- TASK
Identify and copy all lines of the material where the string "onderstel" is found.

— Begin —

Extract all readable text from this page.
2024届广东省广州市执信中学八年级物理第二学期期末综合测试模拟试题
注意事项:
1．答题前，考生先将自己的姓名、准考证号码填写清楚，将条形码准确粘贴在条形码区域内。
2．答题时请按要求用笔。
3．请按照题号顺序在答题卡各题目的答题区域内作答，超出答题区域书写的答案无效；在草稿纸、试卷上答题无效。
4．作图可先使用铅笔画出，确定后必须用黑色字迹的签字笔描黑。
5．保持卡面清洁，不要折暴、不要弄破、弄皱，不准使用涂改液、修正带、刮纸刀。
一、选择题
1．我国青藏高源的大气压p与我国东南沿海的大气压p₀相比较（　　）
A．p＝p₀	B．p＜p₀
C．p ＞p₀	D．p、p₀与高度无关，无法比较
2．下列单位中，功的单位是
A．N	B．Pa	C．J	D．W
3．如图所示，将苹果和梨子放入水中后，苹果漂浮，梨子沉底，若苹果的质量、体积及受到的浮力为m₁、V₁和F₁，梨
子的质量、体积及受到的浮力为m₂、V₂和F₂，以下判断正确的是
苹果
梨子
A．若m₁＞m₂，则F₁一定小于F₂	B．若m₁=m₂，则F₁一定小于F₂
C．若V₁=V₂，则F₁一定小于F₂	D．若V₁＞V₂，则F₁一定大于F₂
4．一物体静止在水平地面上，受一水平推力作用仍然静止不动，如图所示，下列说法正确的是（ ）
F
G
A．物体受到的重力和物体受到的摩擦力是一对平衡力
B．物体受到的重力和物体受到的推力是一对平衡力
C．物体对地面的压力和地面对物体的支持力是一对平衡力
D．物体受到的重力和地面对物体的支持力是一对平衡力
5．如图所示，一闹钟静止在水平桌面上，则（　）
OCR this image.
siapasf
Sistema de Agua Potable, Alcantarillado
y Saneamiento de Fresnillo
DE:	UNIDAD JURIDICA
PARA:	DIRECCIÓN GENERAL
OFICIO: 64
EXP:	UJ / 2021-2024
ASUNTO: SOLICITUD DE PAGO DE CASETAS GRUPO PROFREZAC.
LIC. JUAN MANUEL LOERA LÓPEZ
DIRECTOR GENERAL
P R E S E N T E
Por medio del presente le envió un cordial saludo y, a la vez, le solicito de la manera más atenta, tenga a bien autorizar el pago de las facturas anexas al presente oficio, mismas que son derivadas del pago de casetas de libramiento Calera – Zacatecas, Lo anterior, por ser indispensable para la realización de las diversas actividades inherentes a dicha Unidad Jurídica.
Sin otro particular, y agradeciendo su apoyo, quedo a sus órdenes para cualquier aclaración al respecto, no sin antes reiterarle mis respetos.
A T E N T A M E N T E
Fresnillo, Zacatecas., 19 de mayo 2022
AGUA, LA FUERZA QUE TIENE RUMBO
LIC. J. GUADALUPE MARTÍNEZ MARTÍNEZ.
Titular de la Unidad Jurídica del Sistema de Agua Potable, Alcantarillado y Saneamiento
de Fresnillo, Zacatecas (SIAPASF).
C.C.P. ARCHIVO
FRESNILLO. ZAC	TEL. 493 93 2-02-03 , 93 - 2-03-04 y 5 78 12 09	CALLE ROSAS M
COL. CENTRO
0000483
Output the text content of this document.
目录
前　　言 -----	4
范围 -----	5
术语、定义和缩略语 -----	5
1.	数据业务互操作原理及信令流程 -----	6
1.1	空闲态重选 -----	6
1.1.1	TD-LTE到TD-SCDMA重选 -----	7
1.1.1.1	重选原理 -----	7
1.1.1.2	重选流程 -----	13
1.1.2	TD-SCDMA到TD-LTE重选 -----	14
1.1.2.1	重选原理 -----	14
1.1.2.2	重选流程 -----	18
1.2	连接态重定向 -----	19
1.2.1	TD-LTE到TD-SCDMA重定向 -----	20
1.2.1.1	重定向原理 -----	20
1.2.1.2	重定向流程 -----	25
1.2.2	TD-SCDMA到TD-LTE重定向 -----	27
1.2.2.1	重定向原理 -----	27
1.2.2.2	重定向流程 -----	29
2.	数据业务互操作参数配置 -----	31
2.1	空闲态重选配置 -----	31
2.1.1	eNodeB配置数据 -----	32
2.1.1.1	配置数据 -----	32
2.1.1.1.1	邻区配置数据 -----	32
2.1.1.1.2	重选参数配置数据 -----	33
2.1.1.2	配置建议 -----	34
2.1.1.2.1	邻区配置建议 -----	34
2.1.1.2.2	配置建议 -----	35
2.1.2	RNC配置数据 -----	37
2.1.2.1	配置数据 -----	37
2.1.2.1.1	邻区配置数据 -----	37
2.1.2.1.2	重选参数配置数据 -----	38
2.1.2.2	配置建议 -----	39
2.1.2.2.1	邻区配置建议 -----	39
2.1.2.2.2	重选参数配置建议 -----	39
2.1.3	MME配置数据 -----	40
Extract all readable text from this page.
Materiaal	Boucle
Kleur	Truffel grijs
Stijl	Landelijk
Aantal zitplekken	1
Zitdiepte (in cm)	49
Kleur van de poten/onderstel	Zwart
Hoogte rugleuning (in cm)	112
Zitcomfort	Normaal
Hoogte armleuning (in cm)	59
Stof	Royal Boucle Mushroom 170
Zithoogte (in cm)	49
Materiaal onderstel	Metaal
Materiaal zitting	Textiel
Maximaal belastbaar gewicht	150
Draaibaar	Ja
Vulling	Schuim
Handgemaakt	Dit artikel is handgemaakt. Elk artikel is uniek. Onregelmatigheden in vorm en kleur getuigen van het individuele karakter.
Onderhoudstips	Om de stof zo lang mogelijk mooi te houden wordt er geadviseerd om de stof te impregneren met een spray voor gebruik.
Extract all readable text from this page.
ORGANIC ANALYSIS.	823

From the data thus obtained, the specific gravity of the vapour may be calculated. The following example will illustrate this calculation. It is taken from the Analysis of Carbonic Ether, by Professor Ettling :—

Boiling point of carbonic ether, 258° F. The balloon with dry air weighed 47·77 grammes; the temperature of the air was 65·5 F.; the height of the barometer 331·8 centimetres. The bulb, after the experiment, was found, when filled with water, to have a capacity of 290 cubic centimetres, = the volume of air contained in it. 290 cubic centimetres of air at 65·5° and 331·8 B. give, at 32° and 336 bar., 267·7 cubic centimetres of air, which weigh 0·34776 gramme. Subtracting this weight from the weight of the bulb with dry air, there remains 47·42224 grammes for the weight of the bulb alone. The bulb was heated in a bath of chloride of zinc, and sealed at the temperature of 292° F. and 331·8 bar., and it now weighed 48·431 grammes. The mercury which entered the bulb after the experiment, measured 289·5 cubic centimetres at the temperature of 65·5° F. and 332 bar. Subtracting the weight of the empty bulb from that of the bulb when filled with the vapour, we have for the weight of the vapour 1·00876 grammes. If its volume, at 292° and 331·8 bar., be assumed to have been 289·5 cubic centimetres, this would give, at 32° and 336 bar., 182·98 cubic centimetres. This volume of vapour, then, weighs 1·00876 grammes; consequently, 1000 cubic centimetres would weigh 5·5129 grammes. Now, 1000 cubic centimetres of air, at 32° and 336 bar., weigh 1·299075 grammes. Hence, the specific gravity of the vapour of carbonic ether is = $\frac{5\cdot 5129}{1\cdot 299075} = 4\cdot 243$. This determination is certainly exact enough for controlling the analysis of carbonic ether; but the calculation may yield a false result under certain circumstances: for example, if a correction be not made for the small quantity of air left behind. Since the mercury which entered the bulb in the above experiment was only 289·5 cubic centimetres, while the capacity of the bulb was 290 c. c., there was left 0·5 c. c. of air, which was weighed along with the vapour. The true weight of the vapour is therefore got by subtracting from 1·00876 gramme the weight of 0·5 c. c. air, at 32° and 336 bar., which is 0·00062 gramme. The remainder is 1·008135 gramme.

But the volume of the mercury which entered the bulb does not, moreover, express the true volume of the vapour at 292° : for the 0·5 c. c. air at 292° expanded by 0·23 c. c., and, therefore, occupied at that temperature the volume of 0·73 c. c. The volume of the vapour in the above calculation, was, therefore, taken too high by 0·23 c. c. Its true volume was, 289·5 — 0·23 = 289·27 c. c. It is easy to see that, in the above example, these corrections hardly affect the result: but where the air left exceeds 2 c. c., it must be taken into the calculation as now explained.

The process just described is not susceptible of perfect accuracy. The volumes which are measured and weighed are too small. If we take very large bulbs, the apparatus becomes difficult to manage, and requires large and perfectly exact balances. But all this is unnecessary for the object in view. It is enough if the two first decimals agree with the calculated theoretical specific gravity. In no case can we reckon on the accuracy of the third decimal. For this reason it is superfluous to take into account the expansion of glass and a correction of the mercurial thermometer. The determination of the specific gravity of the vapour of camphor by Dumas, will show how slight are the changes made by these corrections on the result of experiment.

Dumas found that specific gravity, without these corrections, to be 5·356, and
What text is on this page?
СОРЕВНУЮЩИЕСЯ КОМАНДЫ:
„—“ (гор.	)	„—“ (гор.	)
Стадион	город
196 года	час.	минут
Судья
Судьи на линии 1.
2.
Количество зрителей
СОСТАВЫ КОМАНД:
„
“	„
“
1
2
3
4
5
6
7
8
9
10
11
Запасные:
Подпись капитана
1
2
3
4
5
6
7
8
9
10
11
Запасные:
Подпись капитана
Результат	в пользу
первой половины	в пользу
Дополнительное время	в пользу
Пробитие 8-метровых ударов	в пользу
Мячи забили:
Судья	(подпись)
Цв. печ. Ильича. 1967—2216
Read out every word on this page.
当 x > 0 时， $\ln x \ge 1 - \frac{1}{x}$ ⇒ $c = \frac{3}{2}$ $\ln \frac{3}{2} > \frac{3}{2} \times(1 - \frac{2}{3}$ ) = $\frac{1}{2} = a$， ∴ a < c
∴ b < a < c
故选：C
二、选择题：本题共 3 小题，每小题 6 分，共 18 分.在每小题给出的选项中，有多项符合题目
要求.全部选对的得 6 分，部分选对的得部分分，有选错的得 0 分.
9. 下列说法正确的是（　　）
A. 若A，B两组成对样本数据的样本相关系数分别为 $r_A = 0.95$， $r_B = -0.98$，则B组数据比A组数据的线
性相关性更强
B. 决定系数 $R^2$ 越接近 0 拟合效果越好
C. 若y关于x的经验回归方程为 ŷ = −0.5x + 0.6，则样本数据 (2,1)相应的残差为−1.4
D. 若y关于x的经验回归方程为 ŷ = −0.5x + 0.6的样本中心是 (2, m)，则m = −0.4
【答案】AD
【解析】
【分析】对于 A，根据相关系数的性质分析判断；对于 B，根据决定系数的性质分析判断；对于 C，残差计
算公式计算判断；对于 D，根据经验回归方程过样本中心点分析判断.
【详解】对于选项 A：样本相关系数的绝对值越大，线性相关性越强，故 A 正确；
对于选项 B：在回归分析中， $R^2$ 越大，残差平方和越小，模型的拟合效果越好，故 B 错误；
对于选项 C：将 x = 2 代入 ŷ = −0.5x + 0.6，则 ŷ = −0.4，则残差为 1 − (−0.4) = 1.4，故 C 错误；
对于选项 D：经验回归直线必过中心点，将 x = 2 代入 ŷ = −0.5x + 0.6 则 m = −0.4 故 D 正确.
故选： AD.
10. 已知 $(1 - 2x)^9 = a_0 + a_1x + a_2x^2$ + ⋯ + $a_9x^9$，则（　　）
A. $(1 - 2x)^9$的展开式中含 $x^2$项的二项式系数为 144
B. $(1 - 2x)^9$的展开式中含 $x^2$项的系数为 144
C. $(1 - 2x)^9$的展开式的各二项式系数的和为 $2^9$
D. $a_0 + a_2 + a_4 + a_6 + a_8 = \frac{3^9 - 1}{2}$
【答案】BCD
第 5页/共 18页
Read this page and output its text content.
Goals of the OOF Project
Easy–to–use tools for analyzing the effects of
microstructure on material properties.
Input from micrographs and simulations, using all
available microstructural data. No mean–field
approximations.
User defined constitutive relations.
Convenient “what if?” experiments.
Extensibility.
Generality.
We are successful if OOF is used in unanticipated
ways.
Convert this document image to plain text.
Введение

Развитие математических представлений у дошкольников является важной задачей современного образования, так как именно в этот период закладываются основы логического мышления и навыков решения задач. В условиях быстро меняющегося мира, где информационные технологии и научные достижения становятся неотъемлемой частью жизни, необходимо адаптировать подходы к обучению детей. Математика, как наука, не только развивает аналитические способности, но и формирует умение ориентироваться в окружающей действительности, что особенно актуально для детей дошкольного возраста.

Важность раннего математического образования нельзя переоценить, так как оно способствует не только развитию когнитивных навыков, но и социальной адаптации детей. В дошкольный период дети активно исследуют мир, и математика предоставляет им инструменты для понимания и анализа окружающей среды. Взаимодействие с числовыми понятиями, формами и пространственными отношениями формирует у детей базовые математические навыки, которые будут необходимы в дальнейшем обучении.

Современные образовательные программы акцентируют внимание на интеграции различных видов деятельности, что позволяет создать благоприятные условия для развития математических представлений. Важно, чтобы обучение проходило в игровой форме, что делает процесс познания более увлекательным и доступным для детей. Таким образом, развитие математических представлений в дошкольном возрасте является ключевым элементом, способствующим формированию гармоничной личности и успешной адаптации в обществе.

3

— End —

- ANSWER TO THIS TASK
Kleur van de poten/onderstel	Zwart
Materiaal onderstel	Metaal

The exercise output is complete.